[BEGIN EXTRACT]
Treasury yields declined across the curve for the second straight week as the Strait reopening, even temporary, softened near-term inflation pricing. The 2Y fell 7 bps to 3.71%, dropping below the FFR upper bound of 3.75% for the first time since the war began, a meaningful shift from the hike pricing that has dominated since March. The 5Y declined 6 bps to 3.85% and the 10Y eased 4 bps to 4.25%, while the 30Y barely moved at -1 bp, still anchored near 5%. The pattern mirrors last week, where we’re seeing front-end and belly declining while the long end holds, but the 2Y crossing below the FFR upper bound is new. Initial claims fell to 207k against an expected 215k, extending the streak of resilient labor data, while industrial production contracted -0.5% in March after a +0.7% expansion in February. The next FOMC is April 28-29th, with CME pricing an 86% probability of a hold.
[END EXTRACT]
[BEGIN SUPPLIED DATA]
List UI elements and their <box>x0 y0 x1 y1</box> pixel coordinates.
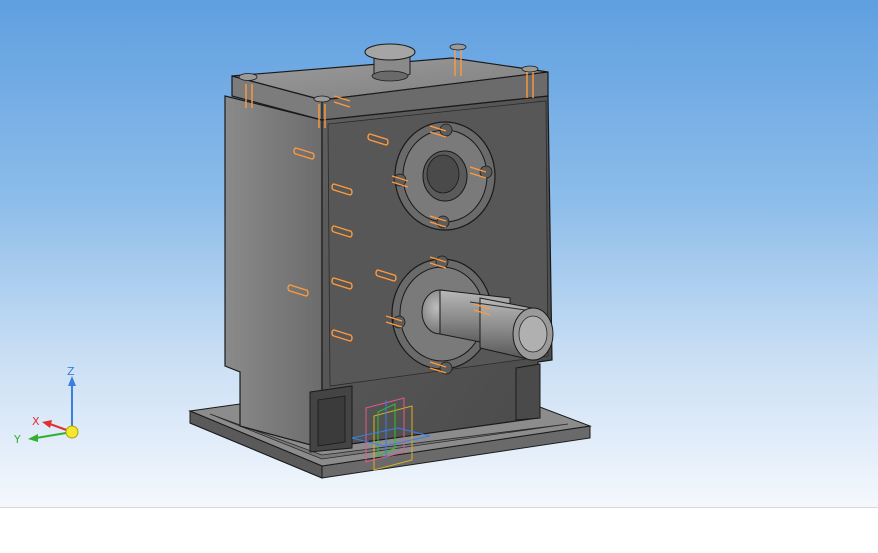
3d-viewport[interactable]: Z X Y <box>0 0 878 507</box>
status-bar <box>0 507 878 553</box>
x-axis-label: X <box>32 415 40 428</box>
z-axis-arrow <box>68 376 76 432</box>
triad-origin <box>65 425 79 439</box>
y-axis-label: Y <box>13 433 21 446</box>
z-axis-label: Z <box>67 365 75 378</box>
y-axis-arrow <box>28 431 73 442</box>
axis-triad[interactable]: Z X Y <box>0 0 878 507</box>
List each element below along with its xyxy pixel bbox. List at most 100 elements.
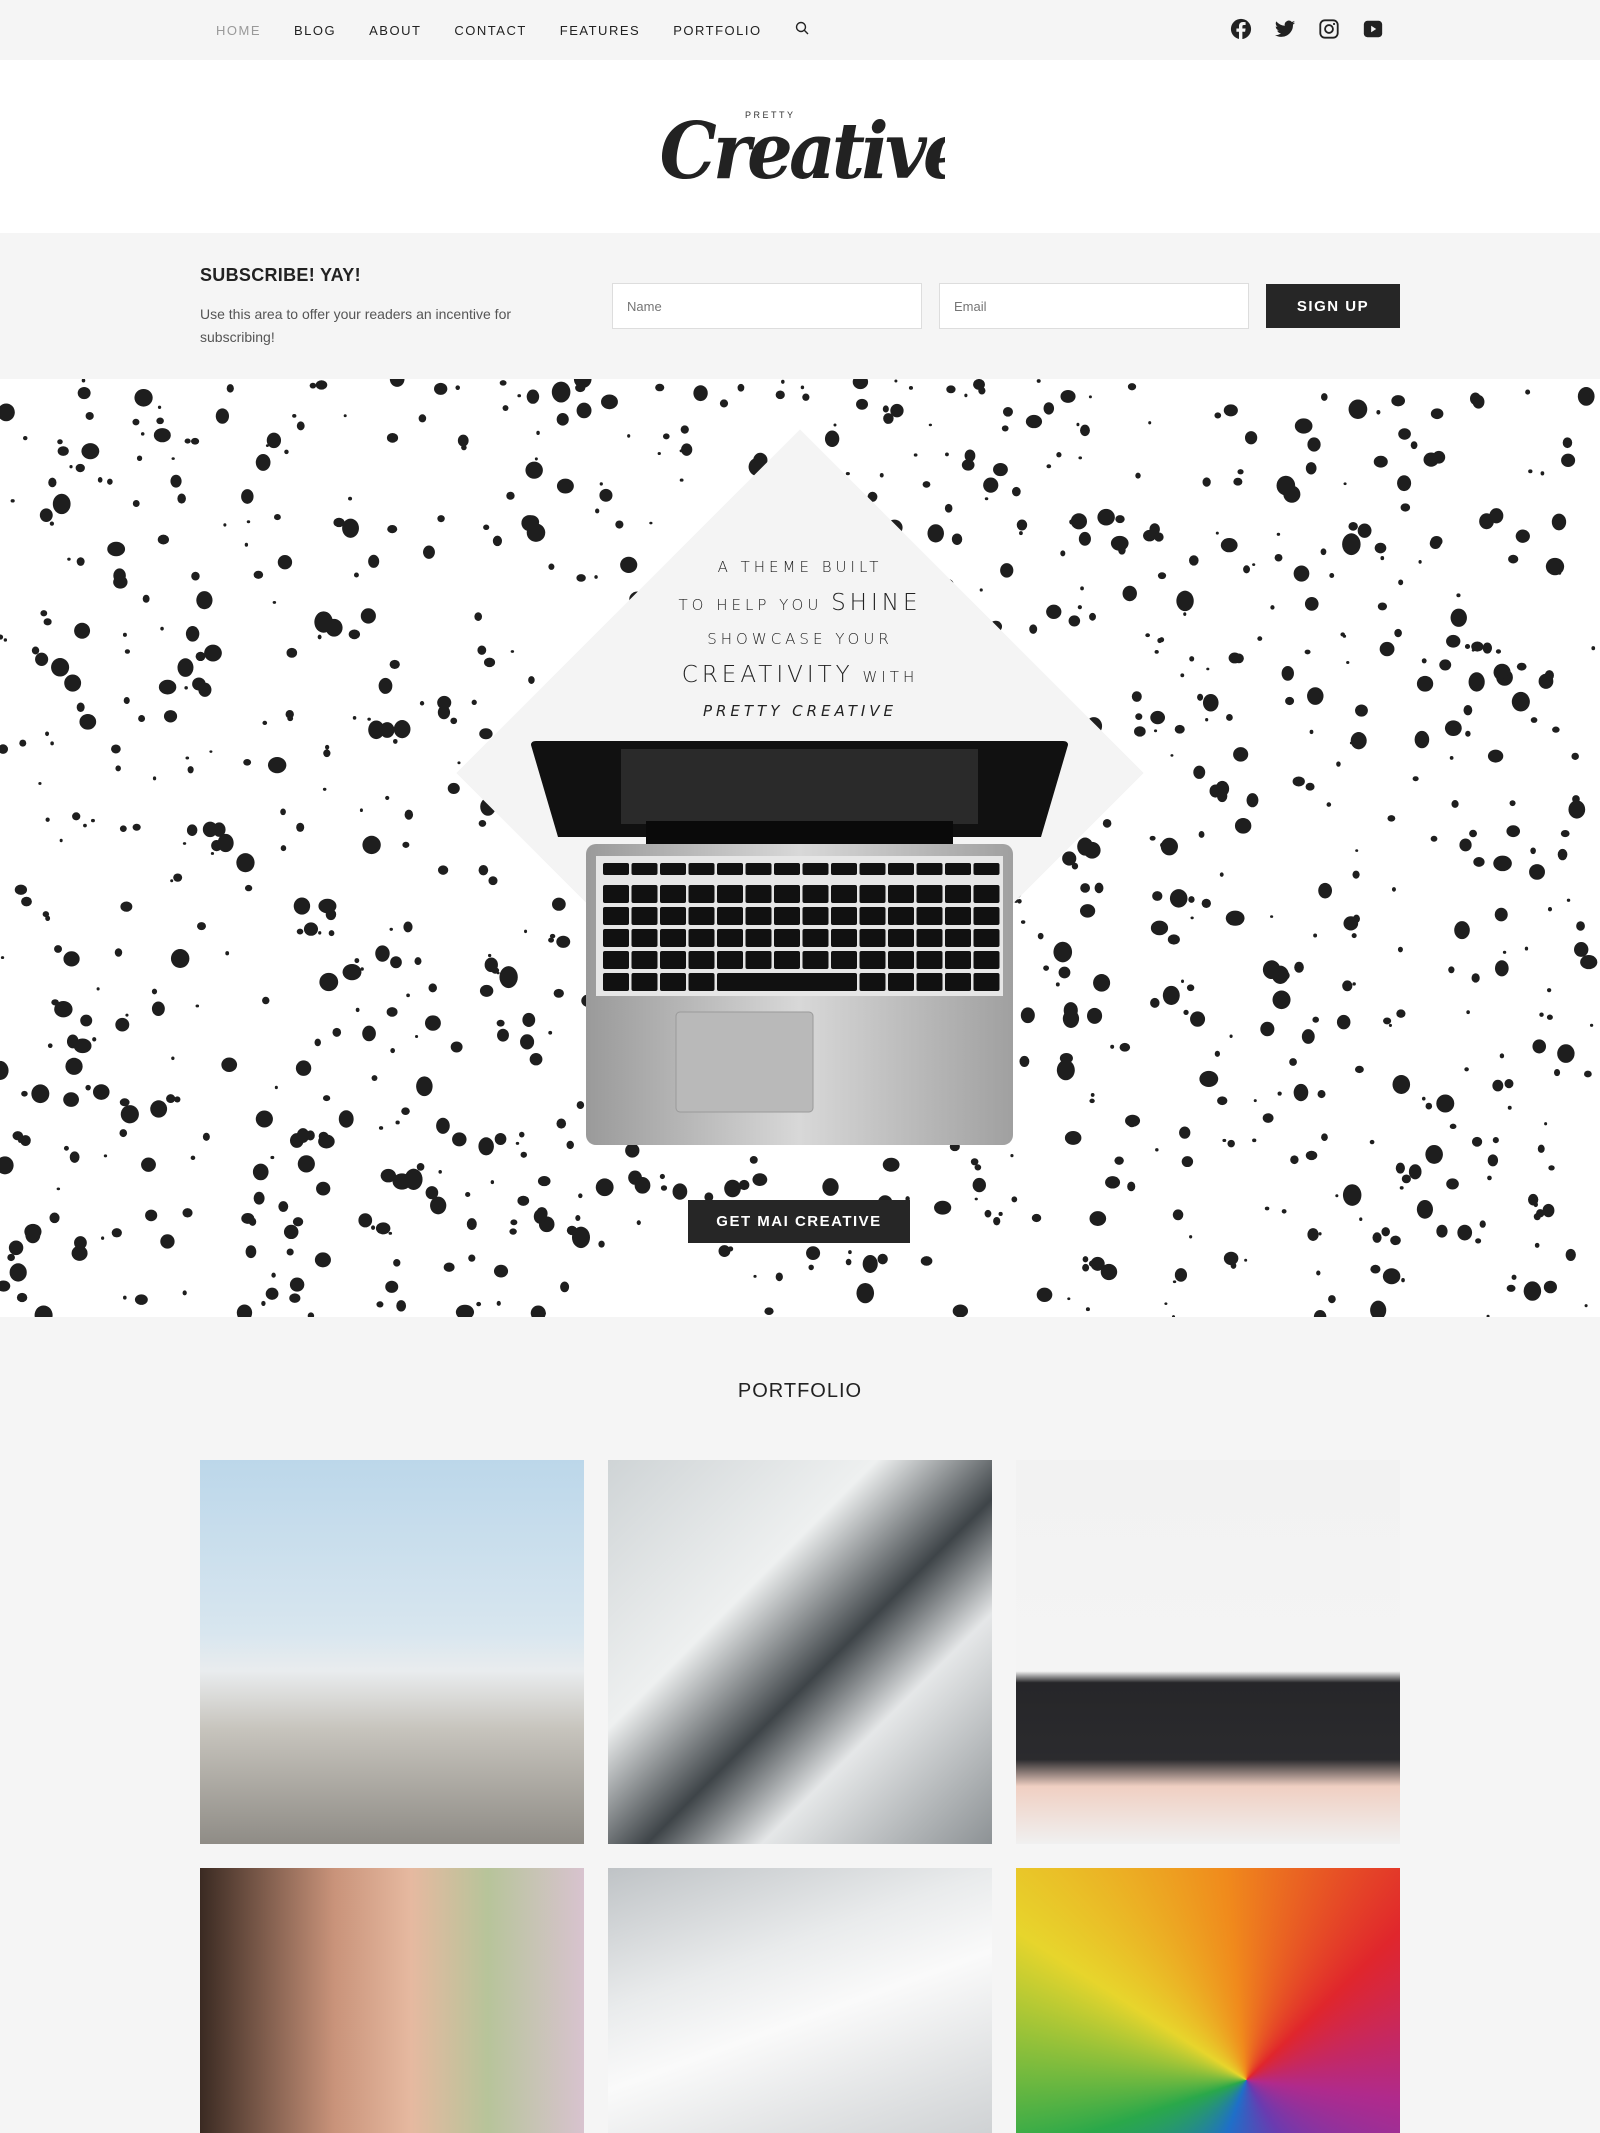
dot bbox=[1508, 554, 1519, 564]
portfolio-item-desk-collage[interactable] bbox=[608, 1460, 992, 1844]
portfolio-item-woman-sunglasses[interactable] bbox=[200, 1868, 584, 2133]
dot bbox=[1372, 1232, 1382, 1243]
dot bbox=[338, 1110, 354, 1128]
dot bbox=[303, 922, 319, 936]
portfolio-item-colored-pencils[interactable] bbox=[1016, 1868, 1400, 2133]
dot bbox=[406, 993, 410, 998]
search-icon[interactable] bbox=[795, 21, 809, 40]
key bbox=[774, 929, 800, 947]
dot bbox=[418, 414, 427, 423]
facebook-icon[interactable] bbox=[1230, 18, 1252, 40]
nav-portfolio[interactable]: PORTFOLIO bbox=[673, 23, 761, 38]
dot bbox=[1131, 691, 1142, 702]
sign-up-button[interactable]: SIGN UP bbox=[1266, 284, 1400, 328]
dot bbox=[733, 1183, 737, 1187]
instagram-icon[interactable] bbox=[1318, 18, 1340, 40]
portfolio-item-santorini[interactable] bbox=[200, 1460, 584, 1844]
dot bbox=[416, 1163, 425, 1171]
dot bbox=[862, 1254, 878, 1273]
dot bbox=[1180, 673, 1185, 678]
dot bbox=[352, 716, 357, 720]
dot bbox=[1079, 904, 1096, 918]
key bbox=[603, 929, 629, 947]
dot bbox=[1169, 889, 1188, 908]
dot bbox=[1281, 666, 1294, 681]
dot bbox=[1305, 782, 1315, 791]
dot bbox=[386, 1007, 398, 1017]
dot bbox=[1449, 755, 1454, 760]
dot bbox=[1301, 1029, 1315, 1044]
dot bbox=[922, 481, 931, 488]
dot bbox=[1025, 414, 1043, 429]
dot bbox=[1290, 1155, 1299, 1165]
dot bbox=[1446, 634, 1461, 648]
site-logo[interactable]: PRETTY Creative bbox=[655, 93, 945, 203]
key bbox=[717, 907, 743, 925]
key bbox=[631, 863, 658, 875]
dot bbox=[342, 518, 359, 538]
dot bbox=[634, 1177, 651, 1194]
dot bbox=[1392, 1075, 1411, 1094]
dot bbox=[1486, 1314, 1490, 1317]
dot bbox=[1292, 776, 1305, 787]
dot bbox=[806, 1246, 821, 1261]
dot bbox=[120, 901, 133, 912]
nav-blog[interactable]: BLOG bbox=[294, 23, 336, 38]
dot bbox=[1229, 1034, 1233, 1038]
dot bbox=[1506, 825, 1521, 838]
get-mai-creative-button[interactable]: GET MAI CREATIVE bbox=[688, 1200, 910, 1243]
nav-about[interactable]: ABOUT bbox=[369, 23, 421, 38]
dot bbox=[983, 477, 999, 493]
twitter-icon[interactable] bbox=[1274, 18, 1296, 40]
dot bbox=[496, 1019, 505, 1027]
dot bbox=[1534, 1242, 1540, 1248]
dot bbox=[1400, 503, 1411, 512]
dot bbox=[1246, 793, 1259, 808]
dot bbox=[961, 459, 975, 471]
dot bbox=[455, 1304, 475, 1317]
dot bbox=[122, 632, 127, 637]
dot bbox=[280, 845, 287, 852]
nav-features[interactable]: FEATURES bbox=[560, 23, 640, 38]
key bbox=[945, 973, 971, 991]
dot bbox=[123, 697, 130, 705]
email-input[interactable] bbox=[939, 283, 1249, 329]
dot bbox=[781, 379, 785, 384]
key bbox=[603, 951, 629, 969]
dot bbox=[124, 649, 131, 654]
key bbox=[916, 907, 943, 925]
dot bbox=[1552, 726, 1560, 733]
name-input[interactable] bbox=[612, 283, 922, 329]
dot bbox=[265, 1287, 279, 1300]
nav-home[interactable]: HOME bbox=[216, 23, 261, 38]
dot bbox=[289, 1277, 305, 1292]
nav-contact[interactable]: CONTACT bbox=[454, 23, 526, 38]
dot bbox=[883, 413, 894, 424]
dot bbox=[1342, 1184, 1362, 1206]
dot bbox=[10, 499, 15, 503]
key bbox=[660, 863, 686, 875]
dot bbox=[210, 852, 215, 855]
dot bbox=[0, 1280, 11, 1292]
dot bbox=[845, 1258, 852, 1266]
dot bbox=[424, 1015, 441, 1031]
dot bbox=[1304, 597, 1319, 611]
dot bbox=[286, 1248, 294, 1256]
youtube-icon[interactable] bbox=[1362, 18, 1384, 40]
dot bbox=[1102, 818, 1112, 828]
dot bbox=[1019, 531, 1023, 536]
dot bbox=[387, 525, 398, 534]
dot bbox=[101, 1236, 105, 1240]
dot bbox=[1153, 729, 1158, 733]
dot bbox=[1193, 765, 1206, 779]
dot bbox=[72, 812, 81, 821]
dot bbox=[1557, 848, 1568, 861]
portfolio-item-tablet-coffee[interactable] bbox=[608, 1868, 992, 2133]
dot bbox=[327, 974, 334, 980]
key bbox=[660, 951, 686, 969]
portfolio-item-keyboard-desk[interactable] bbox=[1016, 1460, 1400, 1844]
dot bbox=[1320, 548, 1327, 556]
dot bbox=[123, 1295, 127, 1300]
dot bbox=[190, 437, 200, 445]
dot bbox=[190, 1155, 196, 1161]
[END SUPPLIED DATA]
PROBLEMS>
a) Please reproduce word for word the part of the Treasury yields commentary starting with "Treasury yields declined" and going on through "probability of a hold.".
b) According to the Treasury yields commentary, what are the dates of the next FOMC?
c) Render this sentence from the Treasury yields commentary in Spanish: "The next FOMC is April 28-29th, with CME pricing an 86% probability of a hold."

FULL SOLUTIONS>
a)
Treasury yields declined across the curve for the second straight week as the Strait reopening, even temporary, softened near-term inflation pricing. The 2Y fell 7 bps to 3.71%, dropping below the FFR upper bound of 3.75% for the first time since the war began, a meaningful shift from the hike pricing that has dominated since March. The 5Y declined 6 bps to 3.85% and the 10Y eased 4 bps to 4.25%, while the 30Y barely moved at -1 bp, still anchored near 5%. The pattern mirrors last week, where we’re seeing front-end and belly declining while the long end holds, but the 2Y crossing below the FFR upper bound is new. Initial claims fell to 207k against an expected 215k, extending the streak of resilient labor data, while industrial production contracted -0.5% in March after a +0.7% expansion in February. The next FOMC is April 28-29th, with CME pricing an 86% probability of a hold.

b) April 28-29th.

c) El próximo FOMC es el 28 y 29 de abril, y CME descuenta una probabilidad del 86 % de mantenimiento.